### Directions
Hunt through the lines below for the string "Lavigne" and copy each one that has it.

### Records shown
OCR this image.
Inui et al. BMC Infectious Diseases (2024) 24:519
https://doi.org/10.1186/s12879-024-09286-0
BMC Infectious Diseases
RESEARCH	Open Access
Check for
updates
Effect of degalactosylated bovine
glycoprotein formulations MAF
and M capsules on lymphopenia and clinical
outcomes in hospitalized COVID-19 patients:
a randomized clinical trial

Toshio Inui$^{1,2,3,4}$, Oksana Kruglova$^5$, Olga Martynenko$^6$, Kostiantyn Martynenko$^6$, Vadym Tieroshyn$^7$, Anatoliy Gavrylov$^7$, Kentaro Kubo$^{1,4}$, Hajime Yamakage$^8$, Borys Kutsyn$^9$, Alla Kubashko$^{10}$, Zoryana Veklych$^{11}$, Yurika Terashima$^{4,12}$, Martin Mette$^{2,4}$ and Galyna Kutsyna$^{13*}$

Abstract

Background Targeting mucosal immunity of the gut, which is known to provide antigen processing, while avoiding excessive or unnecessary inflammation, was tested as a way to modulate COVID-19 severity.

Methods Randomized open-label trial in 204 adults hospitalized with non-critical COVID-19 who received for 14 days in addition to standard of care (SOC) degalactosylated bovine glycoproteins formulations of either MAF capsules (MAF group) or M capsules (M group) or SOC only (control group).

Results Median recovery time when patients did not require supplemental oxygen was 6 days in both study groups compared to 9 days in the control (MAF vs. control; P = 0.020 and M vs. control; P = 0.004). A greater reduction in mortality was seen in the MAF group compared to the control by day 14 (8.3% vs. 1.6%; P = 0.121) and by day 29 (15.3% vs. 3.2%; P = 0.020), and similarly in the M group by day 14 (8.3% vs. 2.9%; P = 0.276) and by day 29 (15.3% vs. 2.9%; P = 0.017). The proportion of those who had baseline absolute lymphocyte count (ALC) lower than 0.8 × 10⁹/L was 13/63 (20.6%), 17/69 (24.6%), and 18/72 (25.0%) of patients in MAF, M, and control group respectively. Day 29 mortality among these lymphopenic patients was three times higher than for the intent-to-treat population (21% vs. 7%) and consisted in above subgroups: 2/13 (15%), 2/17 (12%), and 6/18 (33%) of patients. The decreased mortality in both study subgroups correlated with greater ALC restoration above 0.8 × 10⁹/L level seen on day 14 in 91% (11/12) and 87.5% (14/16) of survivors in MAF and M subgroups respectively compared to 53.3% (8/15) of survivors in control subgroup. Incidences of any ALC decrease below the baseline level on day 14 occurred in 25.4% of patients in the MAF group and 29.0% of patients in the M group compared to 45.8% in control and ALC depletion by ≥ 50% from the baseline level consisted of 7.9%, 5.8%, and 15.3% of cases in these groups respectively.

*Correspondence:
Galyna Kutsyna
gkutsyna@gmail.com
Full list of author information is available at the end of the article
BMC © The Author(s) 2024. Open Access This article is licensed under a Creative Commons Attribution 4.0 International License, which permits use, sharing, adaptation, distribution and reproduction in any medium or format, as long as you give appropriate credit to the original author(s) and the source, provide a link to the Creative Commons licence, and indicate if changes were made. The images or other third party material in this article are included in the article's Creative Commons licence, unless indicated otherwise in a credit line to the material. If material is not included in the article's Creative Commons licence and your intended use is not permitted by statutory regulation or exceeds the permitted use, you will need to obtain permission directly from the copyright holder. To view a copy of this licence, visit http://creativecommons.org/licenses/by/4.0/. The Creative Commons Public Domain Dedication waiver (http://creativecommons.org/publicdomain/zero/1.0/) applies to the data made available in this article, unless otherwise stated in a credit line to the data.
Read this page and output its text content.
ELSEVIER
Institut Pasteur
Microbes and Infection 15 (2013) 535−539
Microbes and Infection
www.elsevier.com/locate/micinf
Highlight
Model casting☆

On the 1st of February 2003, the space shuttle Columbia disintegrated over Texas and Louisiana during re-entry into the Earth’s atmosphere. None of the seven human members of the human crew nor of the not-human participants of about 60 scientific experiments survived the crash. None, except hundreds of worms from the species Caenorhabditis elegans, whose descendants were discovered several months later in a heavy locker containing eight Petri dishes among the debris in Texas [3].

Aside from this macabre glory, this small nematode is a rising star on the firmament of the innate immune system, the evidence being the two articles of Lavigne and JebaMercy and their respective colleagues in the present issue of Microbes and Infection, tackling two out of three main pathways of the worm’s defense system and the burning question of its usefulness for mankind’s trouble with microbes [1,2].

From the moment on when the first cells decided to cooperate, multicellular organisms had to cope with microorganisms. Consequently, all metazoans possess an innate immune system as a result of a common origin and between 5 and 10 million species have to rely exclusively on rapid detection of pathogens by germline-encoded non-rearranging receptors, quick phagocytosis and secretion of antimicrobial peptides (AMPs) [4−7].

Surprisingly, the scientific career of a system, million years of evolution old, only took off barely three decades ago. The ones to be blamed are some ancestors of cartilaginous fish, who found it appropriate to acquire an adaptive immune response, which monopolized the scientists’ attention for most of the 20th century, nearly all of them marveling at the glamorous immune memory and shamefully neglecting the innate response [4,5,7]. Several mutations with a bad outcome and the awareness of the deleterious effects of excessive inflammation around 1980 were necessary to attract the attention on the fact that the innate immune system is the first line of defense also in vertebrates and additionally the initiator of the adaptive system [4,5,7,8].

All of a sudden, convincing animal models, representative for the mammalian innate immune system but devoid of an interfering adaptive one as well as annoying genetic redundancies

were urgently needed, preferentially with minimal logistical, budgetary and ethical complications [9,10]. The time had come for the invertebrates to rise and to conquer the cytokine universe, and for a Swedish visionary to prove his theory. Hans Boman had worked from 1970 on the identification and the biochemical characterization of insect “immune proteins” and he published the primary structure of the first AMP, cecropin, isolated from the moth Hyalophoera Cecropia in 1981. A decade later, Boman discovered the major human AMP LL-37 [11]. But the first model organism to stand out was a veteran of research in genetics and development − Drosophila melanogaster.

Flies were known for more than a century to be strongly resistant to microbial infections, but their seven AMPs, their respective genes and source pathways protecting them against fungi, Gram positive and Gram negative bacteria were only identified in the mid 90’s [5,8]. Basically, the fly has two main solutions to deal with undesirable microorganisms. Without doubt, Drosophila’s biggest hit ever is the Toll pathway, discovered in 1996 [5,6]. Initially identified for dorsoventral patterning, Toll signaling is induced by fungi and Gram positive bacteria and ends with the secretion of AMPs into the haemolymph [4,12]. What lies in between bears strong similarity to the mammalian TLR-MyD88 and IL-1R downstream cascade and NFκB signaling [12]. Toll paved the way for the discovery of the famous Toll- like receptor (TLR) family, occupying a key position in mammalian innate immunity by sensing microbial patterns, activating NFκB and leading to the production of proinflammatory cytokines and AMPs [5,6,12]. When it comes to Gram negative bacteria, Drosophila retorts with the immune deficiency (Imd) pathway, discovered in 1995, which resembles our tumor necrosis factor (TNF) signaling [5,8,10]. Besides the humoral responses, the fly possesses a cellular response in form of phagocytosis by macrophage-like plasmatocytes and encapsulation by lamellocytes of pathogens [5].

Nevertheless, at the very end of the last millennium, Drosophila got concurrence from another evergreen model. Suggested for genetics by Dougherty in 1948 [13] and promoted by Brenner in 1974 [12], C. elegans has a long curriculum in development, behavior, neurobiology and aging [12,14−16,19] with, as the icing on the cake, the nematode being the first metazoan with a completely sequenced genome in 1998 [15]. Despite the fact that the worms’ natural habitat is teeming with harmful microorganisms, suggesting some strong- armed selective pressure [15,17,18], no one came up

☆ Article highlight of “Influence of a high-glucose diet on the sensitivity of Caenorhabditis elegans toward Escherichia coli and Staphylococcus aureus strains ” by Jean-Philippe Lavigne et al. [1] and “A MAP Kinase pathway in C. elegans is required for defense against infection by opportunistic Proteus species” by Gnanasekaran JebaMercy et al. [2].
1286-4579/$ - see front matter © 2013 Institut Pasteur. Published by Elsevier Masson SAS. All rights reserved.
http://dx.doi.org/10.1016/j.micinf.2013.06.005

### Task solution
Aside from this macabre glory, this small nematode is a rising star on the firmament of the innate immune system, the evidence being the two articles of Lavigne and JebaMercy and their respective colleagues in the present issue of Microbes and Infection, tackling two out of three main pathways of the worm’s defense system and the burning question of its usefulness for mankind’s trouble with microbes [1,2].
☆ Article highlight of “Influence of a high-glucose diet on the sensitivity of Caenorhabditis elegans toward Escherichia coli and Staphylococcus aureus strains ” by Jean-Philippe Lavigne et al. [1] and “A MAP Kinase pathway in C. elegans is required for defense against infection by opportunistic Proteus species” by Gnanasekaran JebaMercy et al. [2].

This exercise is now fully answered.